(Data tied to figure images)
+-------+

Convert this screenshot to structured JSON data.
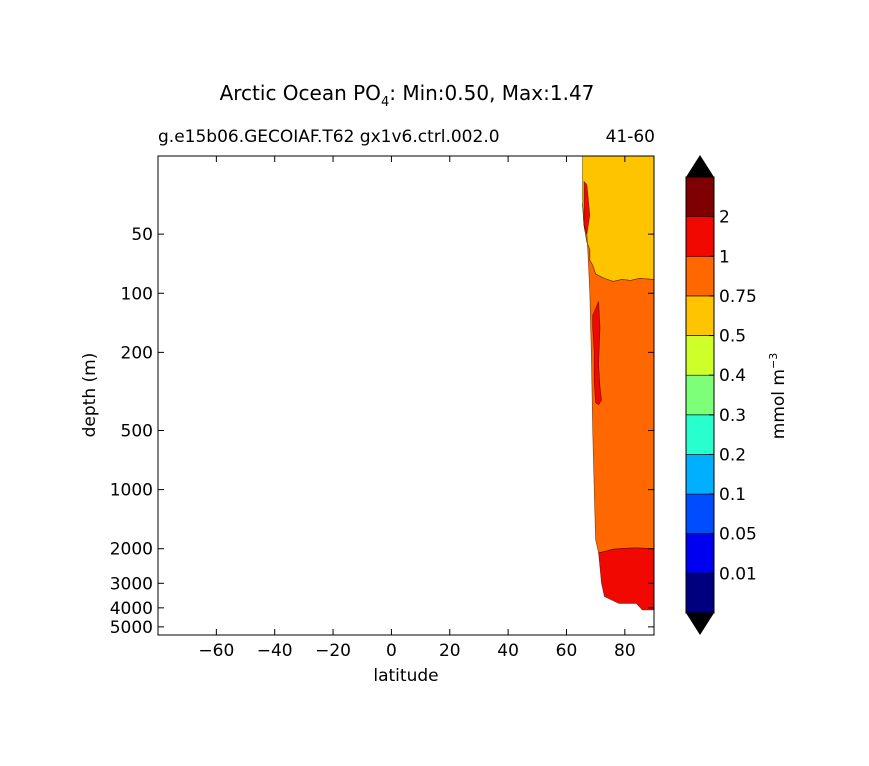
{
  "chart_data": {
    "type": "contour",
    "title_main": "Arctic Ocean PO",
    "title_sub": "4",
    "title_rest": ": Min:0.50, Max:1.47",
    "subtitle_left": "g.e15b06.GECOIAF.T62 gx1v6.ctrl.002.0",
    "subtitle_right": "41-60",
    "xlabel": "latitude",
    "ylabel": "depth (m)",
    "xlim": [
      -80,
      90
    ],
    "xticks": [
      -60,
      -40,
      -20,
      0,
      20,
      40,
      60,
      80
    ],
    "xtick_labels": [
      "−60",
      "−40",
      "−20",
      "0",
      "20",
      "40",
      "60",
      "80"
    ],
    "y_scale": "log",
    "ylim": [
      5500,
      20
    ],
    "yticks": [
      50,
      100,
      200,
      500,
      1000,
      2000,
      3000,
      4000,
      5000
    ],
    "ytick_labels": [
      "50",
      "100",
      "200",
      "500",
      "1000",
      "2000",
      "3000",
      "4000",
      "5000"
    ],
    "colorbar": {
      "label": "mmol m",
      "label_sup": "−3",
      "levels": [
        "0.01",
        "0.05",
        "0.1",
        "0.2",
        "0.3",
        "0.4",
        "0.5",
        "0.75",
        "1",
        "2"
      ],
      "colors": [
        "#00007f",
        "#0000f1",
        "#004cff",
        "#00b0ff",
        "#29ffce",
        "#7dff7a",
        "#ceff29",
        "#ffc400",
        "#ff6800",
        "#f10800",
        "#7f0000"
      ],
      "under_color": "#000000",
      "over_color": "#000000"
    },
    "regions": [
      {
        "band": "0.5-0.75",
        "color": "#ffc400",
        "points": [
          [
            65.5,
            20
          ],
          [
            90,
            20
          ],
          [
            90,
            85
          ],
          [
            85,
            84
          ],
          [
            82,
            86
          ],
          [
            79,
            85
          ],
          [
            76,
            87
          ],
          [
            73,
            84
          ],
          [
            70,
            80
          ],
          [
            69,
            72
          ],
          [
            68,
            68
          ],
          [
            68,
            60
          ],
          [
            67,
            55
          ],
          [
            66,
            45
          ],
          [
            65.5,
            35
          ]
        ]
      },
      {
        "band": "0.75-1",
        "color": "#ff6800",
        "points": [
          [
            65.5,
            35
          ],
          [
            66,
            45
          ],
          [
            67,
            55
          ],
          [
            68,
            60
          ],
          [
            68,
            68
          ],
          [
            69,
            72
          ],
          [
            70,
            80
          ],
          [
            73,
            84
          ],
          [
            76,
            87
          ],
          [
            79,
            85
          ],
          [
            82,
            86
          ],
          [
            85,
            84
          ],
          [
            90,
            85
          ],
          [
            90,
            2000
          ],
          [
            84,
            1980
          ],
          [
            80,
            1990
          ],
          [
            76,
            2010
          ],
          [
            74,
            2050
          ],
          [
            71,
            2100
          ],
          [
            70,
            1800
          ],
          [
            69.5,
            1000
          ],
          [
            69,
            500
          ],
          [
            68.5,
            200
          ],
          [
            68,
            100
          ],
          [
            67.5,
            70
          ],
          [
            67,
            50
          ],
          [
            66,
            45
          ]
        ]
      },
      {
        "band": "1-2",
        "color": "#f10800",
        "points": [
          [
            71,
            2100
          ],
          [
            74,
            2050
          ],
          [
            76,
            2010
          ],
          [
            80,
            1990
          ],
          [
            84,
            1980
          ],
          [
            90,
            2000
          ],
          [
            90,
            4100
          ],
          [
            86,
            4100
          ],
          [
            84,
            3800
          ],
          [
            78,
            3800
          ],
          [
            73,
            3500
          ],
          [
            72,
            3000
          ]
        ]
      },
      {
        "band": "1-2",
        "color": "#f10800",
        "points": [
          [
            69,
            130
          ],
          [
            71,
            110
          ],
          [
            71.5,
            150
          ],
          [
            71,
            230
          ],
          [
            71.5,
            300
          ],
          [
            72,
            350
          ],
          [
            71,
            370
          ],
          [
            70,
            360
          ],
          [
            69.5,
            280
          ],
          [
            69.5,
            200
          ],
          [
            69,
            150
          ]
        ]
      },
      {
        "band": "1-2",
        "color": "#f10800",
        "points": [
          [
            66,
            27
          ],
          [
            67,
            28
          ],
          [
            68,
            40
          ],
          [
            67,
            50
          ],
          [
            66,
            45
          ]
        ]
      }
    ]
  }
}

+-------+

● **Task statement**
Strip the images and reproduce the remaining records precisely.

● **Exercise solution**
Convert this screenshot to structured JSON data.
{
  "chart_data": {
    "type": "contour",
    "title_main": "Arctic Ocean PO",
    "title_sub": "4",
    "title_rest": ": Min:0.50, Max:1.47",
    "subtitle_left": "g.e15b06.GECOIAF.T62 gx1v6.ctrl.002.0",
    "subtitle_right": "41-60",
    "xlabel": "latitude",
    "ylabel": "depth (m)",
    "xlim": [
      -80,
      90
    ],
    "xticks": [
      -60,
      -40,
      -20,
      0,
      20,
      40,
      60,
      80
    ],
    "xtick_labels": [
      "−60",
      "−40",
      "−20",
      "0",
      "20",
      "40",
      "60",
      "80"
    ],
    "y_scale": "log",
    "ylim": [
      5500,
      20
    ],
    "yticks": [
      50,
      100,
      200,
      500,
      1000,
      2000,
      3000,
      4000,
      5000
    ],
    "ytick_labels": [
      "50",
      "100",
      "200",
      "500",
      "1000",
      "2000",
      "3000",
      "4000",
      "5000"
    ],
    "colorbar": {
      "label": "mmol m",
      "label_sup": "−3",
      "levels": [
        "0.01",
        "0.05",
        "0.1",
        "0.2",
        "0.3",
        "0.4",
        "0.5",
        "0.75",
        "1",
        "2"
      ],
      "colors": [
        "#00007f",
        "#0000f1",
        "#004cff",
        "#00b0ff",
        "#29ffce",
        "#7dff7a",
        "#ceff29",
        "#ffc400",
        "#ff6800",
        "#f10800",
        "#7f0000"
      ],
      "under_color": "#000000",
      "over_color": "#000000"
    },
    "regions": [
      {
        "band": "0.5-0.75",
        "color": "#ffc400",
        "points": [
          [
            65.5,
            20
          ],
          [
            90,
            20
          ],
          [
            90,
            85
          ],
          [
            85,
            84
          ],
          [
            82,
            86
          ],
          [
            79,
            85
          ],
          [
            76,
            87
          ],
          [
            73,
            84
          ],
          [
            70,
            80
          ],
          [
            69,
            72
          ],
          [
            68,
            68
          ],
          [
            68,
            60
          ],
          [
            67,
            55
          ],
          [
            66,
            45
          ],
          [
            65.5,
            35
          ]
        ]
      },
      {
        "band": "0.75-1",
        "color": "#ff6800",
        "points": [
          [
            65.5,
            35
          ],
          [
            66,
            45
          ],
          [
            67,
            55
          ],
          [
            68,
            60
          ],
          [
            68,
            68
          ],
          [
            69,
            72
          ],
          [
            70,
            80
          ],
          [
            73,
            84
          ],
          [
            76,
            87
          ],
          [
            79,
            85
          ],
          [
            82,
            86
          ],
          [
            85,
            84
          ],
          [
            90,
            85
          ],
          [
            90,
            2000
          ],
          [
            84,
            1980
          ],
          [
            80,
            1990
          ],
          [
            76,
            2010
          ],
          [
            74,
            2050
          ],
          [
            71,
            2100
          ],
          [
            70,
            1800
          ],
          [
            69.5,
            1000
          ],
          [
            69,
            500
          ],
          [
            68.5,
            200
          ],
          [
            68,
            100
          ],
          [
            67.5,
            70
          ],
          [
            67,
            50
          ],
          [
            66,
            45
          ]
        ]
      },
      {
        "band": "1-2",
        "color": "#f10800",
        "points": [
          [
            71,
            2100
          ],
          [
            74,
            2050
          ],
          [
            76,
            2010
          ],
          [
            80,
            1990
          ],
          [
            84,
            1980
          ],
          [
            90,
            2000
          ],
          [
            90,
            4100
          ],
          [
            86,
            4100
          ],
          [
            84,
            3800
          ],
          [
            78,
            3800
          ],
          [
            73,
            3500
          ],
          [
            72,
            3000
          ]
        ]
      },
      {
        "band": "1-2",
        "color": "#f10800",
        "points": [
          [
            69,
            130
          ],
          [
            71,
            110
          ],
          [
            71.5,
            150
          ],
          [
            71,
            230
          ],
          [
            71.5,
            300
          ],
          [
            72,
            350
          ],
          [
            71,
            370
          ],
          [
            70,
            360
          ],
          [
            69.5,
            280
          ],
          [
            69.5,
            200
          ],
          [
            69,
            150
          ]
        ]
      },
      {
        "band": "1-2",
        "color": "#f10800",
        "points": [
          [
            66,
            27
          ],
          [
            67,
            28
          ],
          [
            68,
            40
          ],
          [
            67,
            50
          ],
          [
            66,
            45
          ]
        ]
      }
    ]
  }
}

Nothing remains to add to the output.